[Brief] Among the lines below, count those containing the word "load". Give the number only.

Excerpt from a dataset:
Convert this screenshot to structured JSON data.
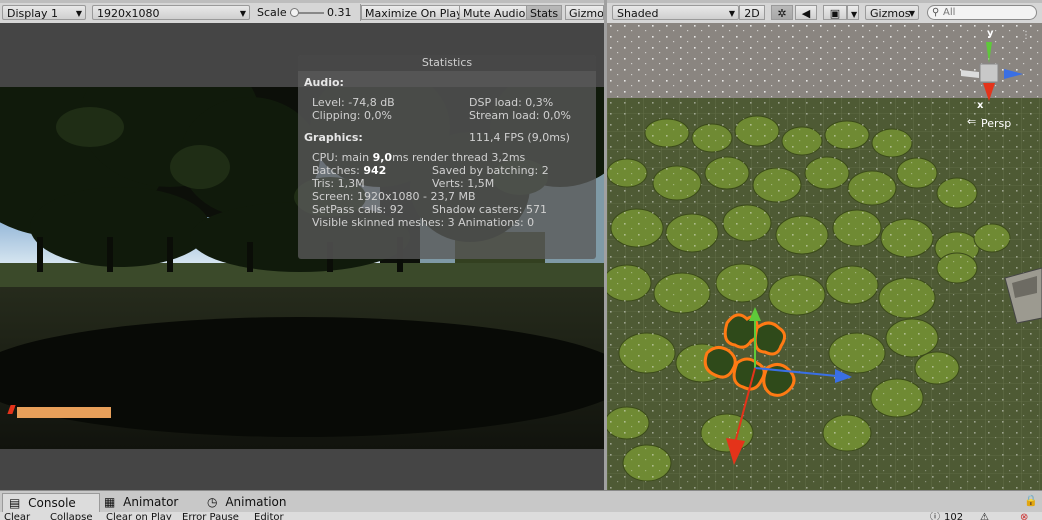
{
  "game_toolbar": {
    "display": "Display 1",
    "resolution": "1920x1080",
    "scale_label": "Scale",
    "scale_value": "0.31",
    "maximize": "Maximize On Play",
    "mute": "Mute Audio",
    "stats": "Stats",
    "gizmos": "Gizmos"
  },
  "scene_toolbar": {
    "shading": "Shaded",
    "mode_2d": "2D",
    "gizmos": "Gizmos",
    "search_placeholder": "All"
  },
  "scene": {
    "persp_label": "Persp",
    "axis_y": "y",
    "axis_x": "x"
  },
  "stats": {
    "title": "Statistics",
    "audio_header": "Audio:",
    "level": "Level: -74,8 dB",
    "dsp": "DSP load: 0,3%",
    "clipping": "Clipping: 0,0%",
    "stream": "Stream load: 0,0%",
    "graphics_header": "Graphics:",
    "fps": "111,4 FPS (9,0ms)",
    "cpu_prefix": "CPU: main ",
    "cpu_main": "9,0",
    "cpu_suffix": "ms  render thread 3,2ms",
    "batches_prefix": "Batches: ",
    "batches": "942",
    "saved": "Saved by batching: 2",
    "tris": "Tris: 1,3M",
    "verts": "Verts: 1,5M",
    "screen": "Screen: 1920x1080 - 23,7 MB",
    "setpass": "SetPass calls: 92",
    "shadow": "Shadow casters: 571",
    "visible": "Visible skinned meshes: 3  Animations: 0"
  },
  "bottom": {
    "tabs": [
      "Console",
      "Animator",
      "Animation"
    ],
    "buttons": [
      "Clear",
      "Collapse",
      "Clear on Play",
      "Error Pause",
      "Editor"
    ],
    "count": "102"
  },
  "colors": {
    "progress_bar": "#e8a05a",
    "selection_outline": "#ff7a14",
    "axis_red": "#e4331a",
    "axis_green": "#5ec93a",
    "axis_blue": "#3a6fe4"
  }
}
---
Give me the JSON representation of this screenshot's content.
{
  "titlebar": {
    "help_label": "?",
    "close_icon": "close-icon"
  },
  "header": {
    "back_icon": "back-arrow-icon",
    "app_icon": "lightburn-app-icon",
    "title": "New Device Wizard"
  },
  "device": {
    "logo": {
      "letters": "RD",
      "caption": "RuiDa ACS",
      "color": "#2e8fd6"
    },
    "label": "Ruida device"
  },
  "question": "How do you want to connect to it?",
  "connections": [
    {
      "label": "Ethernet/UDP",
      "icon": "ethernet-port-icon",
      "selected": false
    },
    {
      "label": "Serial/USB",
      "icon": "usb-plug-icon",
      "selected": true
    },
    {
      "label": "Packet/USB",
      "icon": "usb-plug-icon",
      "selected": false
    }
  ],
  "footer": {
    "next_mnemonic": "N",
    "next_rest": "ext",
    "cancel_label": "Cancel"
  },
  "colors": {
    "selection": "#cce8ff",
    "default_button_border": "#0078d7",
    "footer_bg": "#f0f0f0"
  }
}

[Written reply] 2